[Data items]
#####

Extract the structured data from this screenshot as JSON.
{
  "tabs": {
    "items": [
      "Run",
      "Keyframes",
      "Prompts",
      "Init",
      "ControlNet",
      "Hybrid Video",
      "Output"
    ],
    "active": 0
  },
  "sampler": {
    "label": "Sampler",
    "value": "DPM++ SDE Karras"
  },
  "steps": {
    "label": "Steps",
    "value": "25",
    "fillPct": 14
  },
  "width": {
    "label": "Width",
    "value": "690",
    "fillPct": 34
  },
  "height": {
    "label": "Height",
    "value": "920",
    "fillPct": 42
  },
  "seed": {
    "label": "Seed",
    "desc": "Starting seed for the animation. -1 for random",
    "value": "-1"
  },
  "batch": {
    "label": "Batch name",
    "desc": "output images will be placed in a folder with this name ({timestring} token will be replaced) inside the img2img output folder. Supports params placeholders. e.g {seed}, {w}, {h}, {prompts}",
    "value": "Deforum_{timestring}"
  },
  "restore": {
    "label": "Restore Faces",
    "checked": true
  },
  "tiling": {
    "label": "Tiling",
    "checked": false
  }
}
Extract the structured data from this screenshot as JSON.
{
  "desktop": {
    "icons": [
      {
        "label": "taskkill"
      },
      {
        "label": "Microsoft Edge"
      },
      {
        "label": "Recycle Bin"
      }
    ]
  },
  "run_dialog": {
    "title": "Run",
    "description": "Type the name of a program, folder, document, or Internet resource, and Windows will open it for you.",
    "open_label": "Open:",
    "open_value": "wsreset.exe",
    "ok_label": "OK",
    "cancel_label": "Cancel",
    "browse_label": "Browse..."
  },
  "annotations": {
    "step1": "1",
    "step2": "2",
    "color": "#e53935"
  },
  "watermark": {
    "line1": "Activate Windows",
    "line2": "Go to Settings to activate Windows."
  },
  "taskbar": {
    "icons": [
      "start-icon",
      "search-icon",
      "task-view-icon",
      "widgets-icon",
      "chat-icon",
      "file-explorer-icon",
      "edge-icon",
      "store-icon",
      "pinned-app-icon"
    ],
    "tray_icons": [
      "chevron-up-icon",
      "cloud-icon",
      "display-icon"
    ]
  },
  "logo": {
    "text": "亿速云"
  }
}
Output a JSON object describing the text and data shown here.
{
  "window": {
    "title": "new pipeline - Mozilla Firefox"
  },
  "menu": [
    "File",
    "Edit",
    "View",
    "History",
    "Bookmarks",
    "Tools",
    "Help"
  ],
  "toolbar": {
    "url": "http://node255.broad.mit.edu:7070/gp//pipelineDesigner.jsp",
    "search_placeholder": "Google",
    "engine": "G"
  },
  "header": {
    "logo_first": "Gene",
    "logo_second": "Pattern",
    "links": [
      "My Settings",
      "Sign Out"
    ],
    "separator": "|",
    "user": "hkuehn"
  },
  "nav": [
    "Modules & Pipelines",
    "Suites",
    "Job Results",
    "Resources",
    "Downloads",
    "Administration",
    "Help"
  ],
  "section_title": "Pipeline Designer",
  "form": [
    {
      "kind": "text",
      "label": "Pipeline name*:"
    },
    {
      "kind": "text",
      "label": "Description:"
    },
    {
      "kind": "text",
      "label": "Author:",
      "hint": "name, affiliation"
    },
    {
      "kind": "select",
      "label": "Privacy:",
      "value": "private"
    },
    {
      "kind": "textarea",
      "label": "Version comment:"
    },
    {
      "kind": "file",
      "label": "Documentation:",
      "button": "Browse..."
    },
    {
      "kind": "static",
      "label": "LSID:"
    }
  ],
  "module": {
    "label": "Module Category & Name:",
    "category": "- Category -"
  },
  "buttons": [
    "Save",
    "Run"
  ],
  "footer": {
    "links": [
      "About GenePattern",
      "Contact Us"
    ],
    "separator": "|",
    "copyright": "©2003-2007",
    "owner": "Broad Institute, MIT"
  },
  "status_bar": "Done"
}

#####

Take the lines above and print them exactly.

Extract the structured data from this screenshot as JSON.
{
  "tabs": {
    "items": [
      "Run",
      "Keyframes",
      "Prompts",
      "Init",
      "ControlNet",
      "Hybrid Video",
      "Output"
    ],
    "active": 0
  },
  "sampler": {
    "label": "Sampler",
    "value": "DPM++ SDE Karras"
  },
  "steps": {
    "label": "Steps",
    "value": "25",
    "fillPct": 14
  },
  "width": {
    "label": "Width",
    "value": "690",
    "fillPct": 34
  },
  "height": {
    "label": "Height",
    "value": "920",
    "fillPct": 42
  },
  "seed": {
    "label": "Seed",
    "desc": "Starting seed for the animation. -1 for random",
    "value": "-1"
  },
  "batch": {
    "label": "Batch name",
    "desc": "output images will be placed in a folder with this name ({timestring} token will be replaced) inside the img2img output folder. Supports params placeholders. e.g {seed}, {w}, {h}, {prompts}",
    "value": "Deforum_{timestring}"
  },
  "restore": {
    "label": "Restore Faces",
    "checked": true
  },
  "tiling": {
    "label": "Tiling",
    "checked": false
  }
}
Extract the structured data from this screenshot as JSON.
{
  "desktop": {
    "icons": [
      {
        "label": "taskkill"
      },
      {
        "label": "Microsoft Edge"
      },
      {
        "label": "Recycle Bin"
      }
    ]
  },
  "run_dialog": {
    "title": "Run",
    "description": "Type the name of a program, folder, document, or Internet resource, and Windows will open it for you.",
    "open_label": "Open:",
    "open_value": "wsreset.exe",
    "ok_label": "OK",
    "cancel_label": "Cancel",
    "browse_label": "Browse..."
  },
  "annotations": {
    "step1": "1",
    "step2": "2",
    "color": "#e53935"
  },
  "watermark": {
    "line1": "Activate Windows",
    "line2": "Go to Settings to activate Windows."
  },
  "taskbar": {
    "icons": [
      "start-icon",
      "search-icon",
      "task-view-icon",
      "widgets-icon",
      "chat-icon",
      "file-explorer-icon",
      "edge-icon",
      "store-icon",
      "pinned-app-icon"
    ],
    "tray_icons": [
      "chevron-up-icon",
      "cloud-icon",
      "display-icon"
    ]
  },
  "logo": {
    "text": "亿速云"
  }
}
Output a JSON object describing the text and data shown here.
{
  "window": {
    "title": "new pipeline - Mozilla Firefox"
  },
  "menu": [
    "File",
    "Edit",
    "View",
    "History",
    "Bookmarks",
    "Tools",
    "Help"
  ],
  "toolbar": {
    "url": "http://node255.broad.mit.edu:7070/gp//pipelineDesigner.jsp",
    "search_placeholder": "Google",
    "engine": "G"
  },
  "header": {
    "logo_first": "Gene",
    "logo_second": "Pattern",
    "links": [
      "My Settings",
      "Sign Out"
    ],
    "separator": "|",
    "user": "hkuehn"
  },
  "nav": [
    "Modules & Pipelines",
    "Suites",
    "Job Results",
    "Resources",
    "Downloads",
    "Administration",
    "Help"
  ],
  "section_title": "Pipeline Designer",
  "form": [
    {
      "kind": "text",
      "label": "Pipeline name*:"
    },
    {
      "kind": "text",
      "label": "Description:"
    },
    {
      "kind": "text",
      "label": "Author:",
      "hint": "name, affiliation"
    },
    {
      "kind": "select",
      "label": "Privacy:",
      "value": "private"
    },
    {
      "kind": "textarea",
      "label": "Version comment:"
    },
    {
      "kind": "file",
      "label": "Documentation:",
      "button": "Browse..."
    },
    {
      "kind": "static",
      "label": "LSID:"
    }
  ],
  "module": {
    "label": "Module Category & Name:",
    "category": "- Category -"
  },
  "buttons": [
    "Save",
    "Run"
  ],
  "footer": {
    "links": [
      "About GenePattern",
      "Contact Us"
    ],
    "separator": "|",
    "copyright": "©2003-2007",
    "owner": "Broad Institute, MIT"
  },
  "status_bar": "Done"
}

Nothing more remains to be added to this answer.